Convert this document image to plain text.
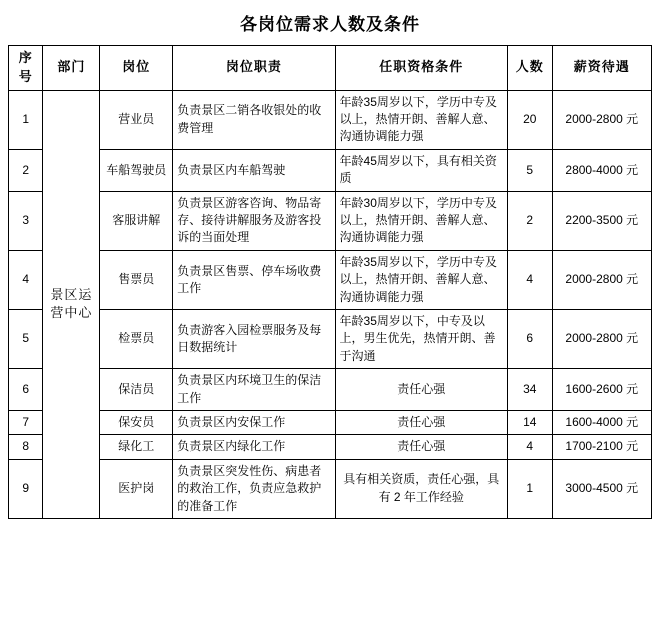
各岗位需求人数及条件
序号	部门	岗位	岗位职责	任职资格条件	人数	薪资待遇
1	景区运营中心	营业员	负责景区二销各收银处的收费管理	年龄35周岁以下，学历中专及以上，热情开朗、善解人意、沟通协调能力强	20	2000-2800 元
2		车船驾驶员	负责景区内车船驾驶	年龄45周岁以下，具有相关资质	5	2800-4000 元
3		客服讲解	负责景区游客咨询、物品寄存、接待讲解服务及游客投诉的当面处理	年龄30周岁以下，学历中专及以上，热情开朗、善解人意、沟通协调能力强	2	2200-3500 元
4		售票员	负责景区售票、停车场收费工作	年龄35周岁以下，学历中专及以上，热情开朗、善解人意、沟通协调能力强	4	2000-2800 元
5		检票员	负责游客入园检票服务及每日数据统计	年龄35周岁以下，中专及以上，男生优先，热情开朗、善于沟通	6	2000-2800 元
6		保洁员	负责景区内环境卫生的保洁工作	责任心强	34	1600-2600 元
7		保安员	负责景区内安保工作	责任心强	14	1600-4000 元
8		绿化工	负责景区内绿化工作	责任心强	4	1700-2100 元
9		医护岗	负责景区突发性伤、病患者的救治工作，负责应急救护的准备工作	具有相关资质，责任心强，具有 2 年工作经验	1	3000-4500 元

------

- **EXERCISE GOAL**:
Search the records above for the string "沟通协调能力强". Copy every line that contains it.

- **WRITTEN RESPONSE**:
1	景区运营中心	营业员	负责景区二销各收银处的收费管理	年龄35周岁以下，学历中专及以上，热情开朗、善解人意、沟通协调能力强	20	2000-2800 元
3		客服讲解	负责景区游客咨询、物品寄存、接待讲解服务及游客投诉的当面处理	年龄30周岁以下，学历中专及以上，热情开朗、善解人意、沟通协调能力强	2	2200-3500 元
4		售票员	负责景区售票、停车场收费工作	年龄35周岁以下，学历中专及以上，热情开朗、善解人意、沟通协调能力强	4	2000-2800 元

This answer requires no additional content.